TO BE DONE: Determine the number of lines holding the word "name"; answer with that number only.

Stored data
-------
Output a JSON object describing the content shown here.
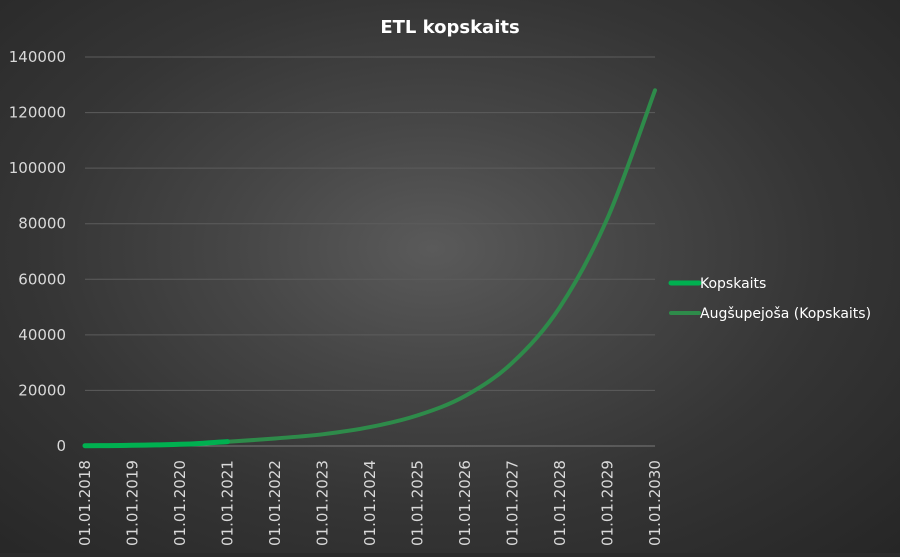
{
  "chart_data": {
    "type": "line",
    "title": "ETL kopskaits",
    "xlabel": "",
    "ylabel": "",
    "ylim": [
      0,
      140000
    ],
    "yticks": [
      "0",
      "20000",
      "40000",
      "60000",
      "80000",
      "100000",
      "120000",
      "140000"
    ],
    "xticks": [
      "01.01.2018",
      "01.01.2019",
      "01.01.2020",
      "01.01.2021",
      "01.01.2022",
      "01.01.2023",
      "01.01.2024",
      "01.01.2025",
      "01.01.2026",
      "01.01.2027",
      "01.01.2028",
      "01.01.2029",
      "01.01.2030"
    ],
    "grid": true,
    "legend_position": "right",
    "series": [
      {
        "name": "Kopskaits",
        "color": "#00b050",
        "x": [
          "01.01.2018",
          "01.07.2018",
          "01.01.2019",
          "01.07.2019",
          "01.01.2020",
          "01.07.2020",
          "01.01.2021"
        ],
        "y": [
          100,
          150,
          250,
          400,
          600,
          1000,
          1600
        ]
      },
      {
        "name": "Augšupejoša (Kopskaits)",
        "color": "#2e8b4a",
        "x": [
          "01.01.2021",
          "01.01.2022",
          "01.01.2023",
          "01.01.2024",
          "01.01.2025",
          "01.01.2026",
          "01.01.2027",
          "01.01.2028",
          "01.01.2029",
          "01.01.2030"
        ],
        "y": [
          1500,
          2700,
          4200,
          6800,
          11000,
          18000,
          30000,
          50000,
          82000,
          128000
        ]
      }
    ]
  }
}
-------
RESULT FOR THIS EXERCISE: 2